From the data that follows, report how many lines hold the string "subtitle", giving only the number.

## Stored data
========
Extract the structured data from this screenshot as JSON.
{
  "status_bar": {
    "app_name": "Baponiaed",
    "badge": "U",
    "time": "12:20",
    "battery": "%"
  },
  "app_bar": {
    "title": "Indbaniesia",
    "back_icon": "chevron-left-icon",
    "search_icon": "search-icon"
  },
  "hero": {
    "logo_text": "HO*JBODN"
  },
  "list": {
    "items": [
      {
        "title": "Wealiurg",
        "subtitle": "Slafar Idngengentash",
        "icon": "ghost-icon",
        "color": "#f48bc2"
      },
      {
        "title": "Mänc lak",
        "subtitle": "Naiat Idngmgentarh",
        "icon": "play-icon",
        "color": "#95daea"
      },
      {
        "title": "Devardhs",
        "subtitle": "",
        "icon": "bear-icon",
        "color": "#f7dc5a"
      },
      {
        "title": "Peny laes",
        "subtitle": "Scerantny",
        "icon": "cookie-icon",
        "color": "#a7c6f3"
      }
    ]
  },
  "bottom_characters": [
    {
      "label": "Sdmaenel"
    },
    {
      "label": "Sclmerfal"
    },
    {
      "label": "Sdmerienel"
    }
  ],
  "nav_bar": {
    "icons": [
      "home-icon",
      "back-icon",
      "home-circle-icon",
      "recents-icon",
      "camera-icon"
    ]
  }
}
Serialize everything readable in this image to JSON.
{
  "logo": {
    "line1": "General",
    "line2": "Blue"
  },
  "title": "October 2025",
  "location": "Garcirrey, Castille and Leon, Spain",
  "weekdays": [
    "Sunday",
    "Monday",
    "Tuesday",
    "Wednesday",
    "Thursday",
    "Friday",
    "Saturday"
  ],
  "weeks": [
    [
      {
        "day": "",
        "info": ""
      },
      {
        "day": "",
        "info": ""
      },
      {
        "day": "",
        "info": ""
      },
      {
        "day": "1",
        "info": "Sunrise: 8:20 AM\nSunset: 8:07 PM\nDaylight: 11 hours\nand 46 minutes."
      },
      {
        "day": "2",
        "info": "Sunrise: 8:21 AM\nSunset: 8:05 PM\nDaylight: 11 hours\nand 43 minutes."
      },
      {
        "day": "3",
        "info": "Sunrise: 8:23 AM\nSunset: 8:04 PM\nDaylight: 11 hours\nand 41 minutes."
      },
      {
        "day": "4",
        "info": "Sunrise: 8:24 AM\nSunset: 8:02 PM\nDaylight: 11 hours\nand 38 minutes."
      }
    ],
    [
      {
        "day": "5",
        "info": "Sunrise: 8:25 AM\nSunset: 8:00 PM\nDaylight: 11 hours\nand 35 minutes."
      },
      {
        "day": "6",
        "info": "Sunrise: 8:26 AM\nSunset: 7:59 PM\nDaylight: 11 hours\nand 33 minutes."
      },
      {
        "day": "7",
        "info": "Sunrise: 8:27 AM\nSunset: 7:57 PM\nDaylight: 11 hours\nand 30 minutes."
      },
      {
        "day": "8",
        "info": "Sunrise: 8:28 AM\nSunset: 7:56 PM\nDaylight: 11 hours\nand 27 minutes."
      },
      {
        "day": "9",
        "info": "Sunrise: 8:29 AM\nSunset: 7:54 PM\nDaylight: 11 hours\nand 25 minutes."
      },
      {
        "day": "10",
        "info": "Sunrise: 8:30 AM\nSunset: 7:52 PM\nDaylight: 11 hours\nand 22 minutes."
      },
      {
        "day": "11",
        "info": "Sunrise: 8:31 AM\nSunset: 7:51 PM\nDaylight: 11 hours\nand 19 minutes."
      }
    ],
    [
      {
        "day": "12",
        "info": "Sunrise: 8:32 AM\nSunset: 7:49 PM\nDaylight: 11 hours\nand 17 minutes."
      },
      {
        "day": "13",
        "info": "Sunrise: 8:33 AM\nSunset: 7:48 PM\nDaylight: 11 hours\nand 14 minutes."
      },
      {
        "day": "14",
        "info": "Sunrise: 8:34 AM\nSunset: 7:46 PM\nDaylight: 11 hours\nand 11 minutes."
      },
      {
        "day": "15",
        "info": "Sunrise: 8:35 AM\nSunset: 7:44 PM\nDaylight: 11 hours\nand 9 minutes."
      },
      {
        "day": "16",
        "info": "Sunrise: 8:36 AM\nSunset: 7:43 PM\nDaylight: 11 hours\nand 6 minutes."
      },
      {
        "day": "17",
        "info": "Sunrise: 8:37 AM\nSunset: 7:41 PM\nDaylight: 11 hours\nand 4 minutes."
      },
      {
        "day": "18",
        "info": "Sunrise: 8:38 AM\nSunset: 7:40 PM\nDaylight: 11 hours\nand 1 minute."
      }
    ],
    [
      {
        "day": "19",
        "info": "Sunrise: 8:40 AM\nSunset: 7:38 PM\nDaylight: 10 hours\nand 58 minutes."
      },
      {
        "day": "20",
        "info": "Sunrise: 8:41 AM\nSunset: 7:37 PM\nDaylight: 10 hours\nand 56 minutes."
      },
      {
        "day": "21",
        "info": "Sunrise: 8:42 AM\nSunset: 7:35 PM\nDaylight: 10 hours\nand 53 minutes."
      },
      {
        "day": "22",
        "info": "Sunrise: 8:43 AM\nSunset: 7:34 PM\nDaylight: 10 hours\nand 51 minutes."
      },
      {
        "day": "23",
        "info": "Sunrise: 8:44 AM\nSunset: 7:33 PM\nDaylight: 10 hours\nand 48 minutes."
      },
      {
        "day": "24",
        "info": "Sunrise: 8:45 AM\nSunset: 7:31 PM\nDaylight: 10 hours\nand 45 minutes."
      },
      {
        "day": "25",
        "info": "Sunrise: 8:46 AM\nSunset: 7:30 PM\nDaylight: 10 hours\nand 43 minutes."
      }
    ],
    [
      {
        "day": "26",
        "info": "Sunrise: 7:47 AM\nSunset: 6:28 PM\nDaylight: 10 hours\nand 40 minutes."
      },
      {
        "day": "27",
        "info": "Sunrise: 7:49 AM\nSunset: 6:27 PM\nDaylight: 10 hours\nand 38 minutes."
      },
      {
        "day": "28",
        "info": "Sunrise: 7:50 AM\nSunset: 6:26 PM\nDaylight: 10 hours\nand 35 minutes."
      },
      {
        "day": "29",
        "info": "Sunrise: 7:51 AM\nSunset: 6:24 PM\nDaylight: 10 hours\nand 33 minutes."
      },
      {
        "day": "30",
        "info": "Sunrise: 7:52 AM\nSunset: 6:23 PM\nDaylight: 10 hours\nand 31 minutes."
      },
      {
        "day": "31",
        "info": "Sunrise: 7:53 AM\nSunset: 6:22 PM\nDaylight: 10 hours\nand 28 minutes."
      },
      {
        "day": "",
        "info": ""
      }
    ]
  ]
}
========
## Exercise output
4